— Start —

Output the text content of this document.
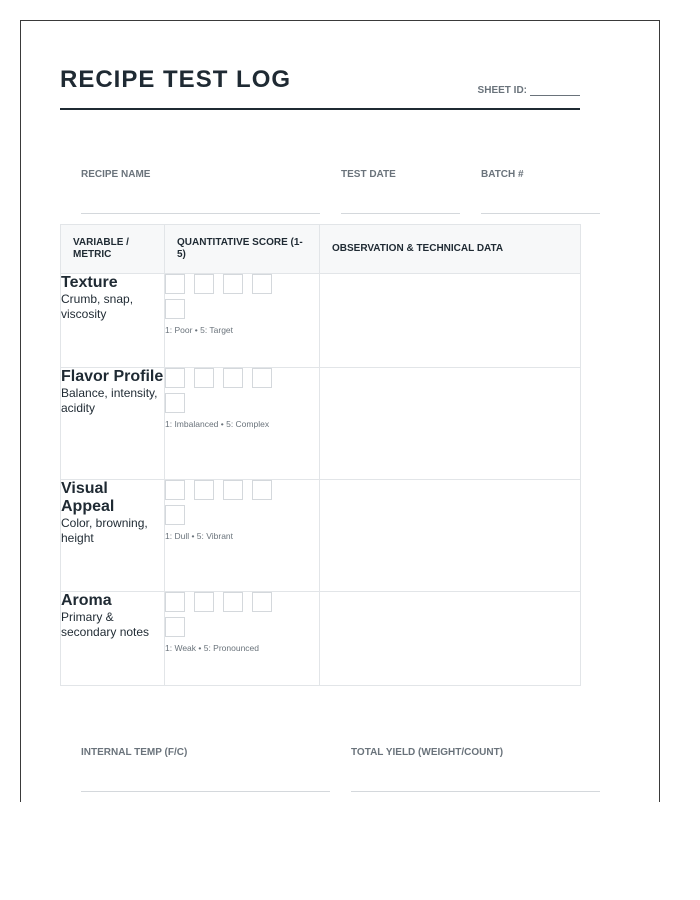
RECIPE TEST LOG	SHEET ID:
RECIPE NAME	TEST DATE	BATCH #
VARIABLE / METRIC	QUANTITATIVE SCORE (1-5)	OBSERVATION & TECHNICAL DATA

Texture
Crumb, snap, viscosity	1: Poor • 5: Target	

Flavor Profile
Balance, intensity, acidity	1: Imbalanced • 5: Complex	

Visual Appeal
Color, browning, height	1: Dull • 5: Vibrant	

Aroma
Primary & secondary notes	1: Weak • 5: Pronounced	

INTERNAL TEMP (F/C)	TOTAL YIELD (WEIGHT/COUNT)
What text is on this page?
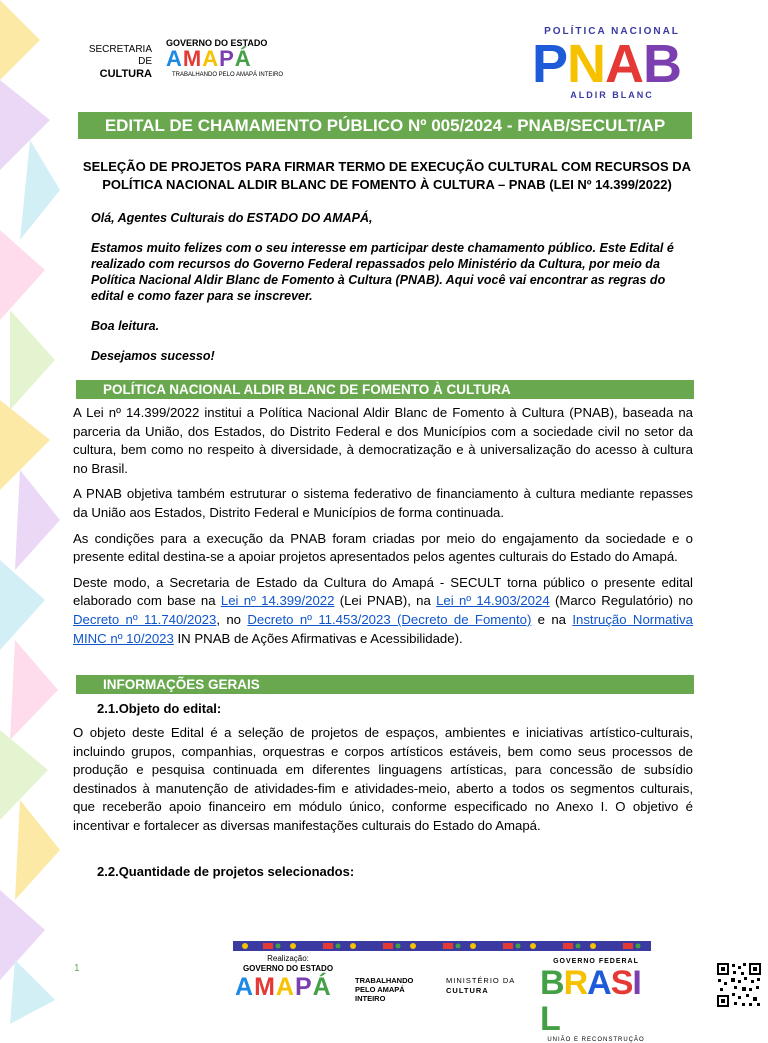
SECRETARIA DE
CULTURA
GOVERNO DO ESTADO
AMAPÁ
TRABALHANDO PELO AMAPÁ INTEIRO
POLÍTICA NACIONAL
PNAB
ALDIR BLANC
EDITAL DE CHAMAMENTO PÚBLICO Nº 005/2024 - PNAB/SECULT/AP
SELEÇÃO DE PROJETOS PARA FIRMAR TERMO DE EXECUÇÃO CULTURAL COM RECURSOS DA POLÍTICA NACIONAL ALDIR BLANC DE FOMENTO À CULTURA – PNAB (LEI Nº 14.399/2022)

Olá, Agentes Culturais do ESTADO DO AMAPÁ,

Estamos muito felizes com o seu interesse em participar deste chamamento público. Este Edital é realizado com recursos do Governo Federal repassados pelo Ministério da Cultura, por meio da Política Nacional Aldir Blanc de Fomento à Cultura (PNAB). Aqui você vai encontrar as regras do edital e como fazer para se inscrever.

Boa leitura.

Desejamos sucesso!

POLÍTICA NACIONAL ALDIR BLANC DE FOMENTO À CULTURA

A Lei nº 14.399/2022 institui a Política Nacional Aldir Blanc de Fomento à Cultura (PNAB), baseada na parceria da União, dos Estados, do Distrito Federal e dos Municípios com a sociedade civil no setor da cultura, bem como no respeito à diversidade, à democratização e à universalização do acesso à cultura no Brasil.

A PNAB objetiva também estruturar o sistema federativo de financiamento à cultura mediante repasses da União aos Estados, Distrito Federal e Municípios de forma continuada.

As condições para a execução da PNAB foram criadas por meio do engajamento da sociedade e o presente edital destina-se a apoiar projetos apresentados pelos agentes culturais do Estado do Amapá.

Deste modo, a Secretaria de Estado da Cultura do Amapá - SECULT torna público o presente edital elaborado com base na Lei nº 14.399/2022 (Lei PNAB), na Lei nº 14.903/2024 (Marco Regulatório) no Decreto nº 11.740/2023, no Decreto nº 11.453/2023 (Decreto de Fomento) e na Instrução Normativa MINC nº 10/2023 IN PNAB de Ações Afirmativas e Acessibilidade).

INFORMAÇÕES GERAIS
2.1.Objeto do edital:

O objeto deste Edital é a seleção de projetos de espaços, ambientes e iniciativas artístico-culturais, incluindo grupos, companhias, orquestras e corpos artísticos estáveis, bem como seus processos de produção e pesquisa continuada em diferentes linguagens artísticas, para concessão de subsídio destinados à manutenção de atividades-fim e atividades-meio, aberto a todos os segmentos culturais, que receberão apoio financeiro em módulo único, conforme especificado no Anexo I. O objetivo é incentivar e fortalecer as diversas manifestações culturais do Estado do Amapá.

2.2.Quantidade de projetos selecionados:
1
Realização:
GOVERNO DO ESTADO
AMAPÁ	TRABALHANDO PELO AMAPÁ INTEIRO
MINISTÉRIO DA
CULTURA
GOVERNO FEDERAL
BRASIL
UNIÃO E RECONSTRUÇÃO
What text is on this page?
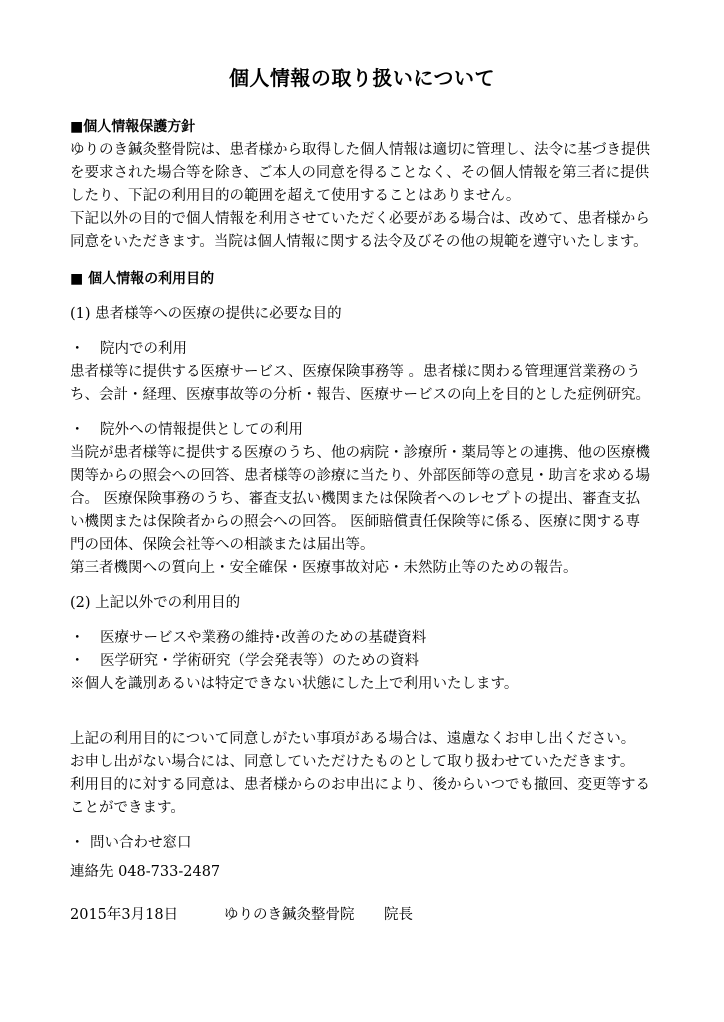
個人情報の取り扱いについて
■個人情報保護方針
ゆりのき鍼灸整骨院は、患者様から取得した個人情報は適切に管理し、法令に基づき提供
を要求された場合等を除き、ご本人の同意を得ることなく、その個人情報を第三者に提供
したり、下記の利用目的の範囲を超えて使用することはありません。
下記以外の目的で個人情報を利用させていただく必要がある場合は、改めて、患者様から
同意をいただきます。当院は個人情報に関する法令及びその他の規範を遵守いたします。
■ 個人情報の利用目的
(1) 患者様等への医療の提供に必要な目的
・ 院内での利用
患者様等に提供する医療サービス、医療保険事務等 。患者様に関わる管理運営業務のう
ち、会計・経理、医療事故等の分析・報告、医療サービスの向上を目的とした症例研究。
・ 院外への情報提供としての利用
当院が患者様等に提供する医療のうち、他の病院・診療所・薬局等との連携、他の医療機
関等からの照会への回答、患者様等の診療に当たり、外部医師等の意見・助言を求める場
合。 医療保険事務のうち、審査支払い機関または保険者へのレセプトの提出、審査支払
い機関または保険者からの照会への回答。 医師賠償責任保険等に係る、医療に関する専
門の団体、保険会社等への相談または届出等。
第三者機関への質向上・安全確保・医療事故対応・未然防止等のための報告。
(2) 上記以外での利用目的
・ 医療サービスや業務の維持･改善のための基礎資料
・ 医学研究・学術研究（学会発表等）のための資料
※個人を識別あるいは特定できない状態にした上で利用いたします。
上記の利用目的について同意しがたい事項がある場合は、遠慮なくお申し出ください。
お申し出がない場合には、同意していただけたものとして取り扱わせていただきます。
利用目的に対する同意は、患者様からのお申出により、後からいつでも撤回、変更等する
ことができます。
・ 問い合わせ窓口
連絡先 048-733-2487
2015年3月18日	ゆりのき鍼灸整骨院 院長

— End —

Exercise task -> Your task is to set down the records shown above exactly, minus any pictures.

Written solution ->
Output the text content of this document.
RECIPE TEST LOG	SHEET ID:
RECIPE NAME	TEST DATE	BATCH #
VARIABLE / METRIC	QUANTITATIVE SCORE (1-5)	OBSERVATION & TECHNICAL DATA

Texture
Crumb, snap, viscosity	1: Poor • 5: Target	

Flavor Profile
Balance, intensity, acidity	1: Imbalanced • 5: Complex	

Visual Appeal
Color, browning, height	1: Dull • 5: Vibrant	

Aroma
Primary & secondary notes	1: Weak • 5: Pronounced	

INTERNAL TEMP (F/C)	TOTAL YIELD (WEIGHT/COUNT)
What text is on this page?
SECRETARIA DE
CULTURA
GOVERNO DO ESTADO
AMAPÁ
TRABALHANDO PELO AMAPÁ INTEIRO
POLÍTICA NACIONAL
PNAB
ALDIR BLANC
EDITAL DE CHAMAMENTO PÚBLICO Nº 005/2024 - PNAB/SECULT/AP
SELEÇÃO DE PROJETOS PARA FIRMAR TERMO DE EXECUÇÃO CULTURAL COM RECURSOS DA POLÍTICA NACIONAL ALDIR BLANC DE FOMENTO À CULTURA – PNAB (LEI Nº 14.399/2022)

Olá, Agentes Culturais do ESTADO DO AMAPÁ,

Estamos muito felizes com o seu interesse em participar deste chamamento público. Este Edital é realizado com recursos do Governo Federal repassados pelo Ministério da Cultura, por meio da Política Nacional Aldir Blanc de Fomento à Cultura (PNAB). Aqui você vai encontrar as regras do edital e como fazer para se inscrever.

Boa leitura.

Desejamos sucesso!

POLÍTICA NACIONAL ALDIR BLANC DE FOMENTO À CULTURA

A Lei nº 14.399/2022 institui a Política Nacional Aldir Blanc de Fomento à Cultura (PNAB), baseada na parceria da União, dos Estados, do Distrito Federal e dos Municípios com a sociedade civil no setor da cultura, bem como no respeito à diversidade, à democratização e à universalização do acesso à cultura no Brasil.

A PNAB objetiva também estruturar o sistema federativo de financiamento à cultura mediante repasses da União aos Estados, Distrito Federal e Municípios de forma continuada.

As condições para a execução da PNAB foram criadas por meio do engajamento da sociedade e o presente edital destina-se a apoiar projetos apresentados pelos agentes culturais do Estado do Amapá.

Deste modo, a Secretaria de Estado da Cultura do Amapá - SECULT torna público o presente edital elaborado com base na Lei nº 14.399/2022 (Lei PNAB), na Lei nº 14.903/2024 (Marco Regulatório) no Decreto nº 11.740/2023, no Decreto nº 11.453/2023 (Decreto de Fomento) e na Instrução Normativa MINC nº 10/2023 IN PNAB de Ações Afirmativas e Acessibilidade).

INFORMAÇÕES GERAIS
2.1.Objeto do edital:

O objeto deste Edital é a seleção de projetos de espaços, ambientes e iniciativas artístico-culturais, incluindo grupos, companhias, orquestras e corpos artísticos estáveis, bem como seus processos de produção e pesquisa continuada em diferentes linguagens artísticas, para concessão de subsídio destinados à manutenção de atividades-fim e atividades-meio, aberto a todos os segmentos culturais, que receberão apoio financeiro em módulo único, conforme especificado no Anexo I. O objetivo é incentivar e fortalecer as diversas manifestações culturais do Estado do Amapá.

2.2.Quantidade de projetos selecionados:
1
Realização:
GOVERNO DO ESTADO
AMAPÁ	TRABALHANDO PELO AMAPÁ INTEIRO
MINISTÉRIO DA
CULTURA
GOVERNO FEDERAL
BRASIL
UNIÃO E RECONSTRUÇÃO
What text is on this page?
個人情報の取り扱いについて
■個人情報保護方針
ゆりのき鍼灸整骨院は、患者様から取得した個人情報は適切に管理し、法令に基づき提供
を要求された場合等を除き、ご本人の同意を得ることなく、その個人情報を第三者に提供
したり、下記の利用目的の範囲を超えて使用することはありません。
下記以外の目的で個人情報を利用させていただく必要がある場合は、改めて、患者様から
同意をいただきます。当院は個人情報に関する法令及びその他の規範を遵守いたします。
■ 個人情報の利用目的
(1) 患者様等への医療の提供に必要な目的
・ 院内での利用
患者様等に提供する医療サービス、医療保険事務等 。患者様に関わる管理運営業務のう
ち、会計・経理、医療事故等の分析・報告、医療サービスの向上を目的とした症例研究。
・ 院外への情報提供としての利用
当院が患者様等に提供する医療のうち、他の病院・診療所・薬局等との連携、他の医療機
関等からの照会への回答、患者様等の診療に当たり、外部医師等の意見・助言を求める場
合。 医療保険事務のうち、審査支払い機関または保険者へのレセプトの提出、審査支払
い機関または保険者からの照会への回答。 医師賠償責任保険等に係る、医療に関する専
門の団体、保険会社等への相談または届出等。
第三者機関への質向上・安全確保・医療事故対応・未然防止等のための報告。
(2) 上記以外での利用目的
・ 医療サービスや業務の維持･改善のための基礎資料
・ 医学研究・学術研究（学会発表等）のための資料
※個人を識別あるいは特定できない状態にした上で利用いたします。
上記の利用目的について同意しがたい事項がある場合は、遠慮なくお申し出ください。
お申し出がない場合には、同意していただけたものとして取り扱わせていただきます。
利用目的に対する同意は、患者様からのお申出により、後からいつでも撤回、変更等する
ことができます。
・ 問い合わせ窓口
連絡先 048-733-2487
2015年3月18日	ゆりのき鍼灸整骨院 院長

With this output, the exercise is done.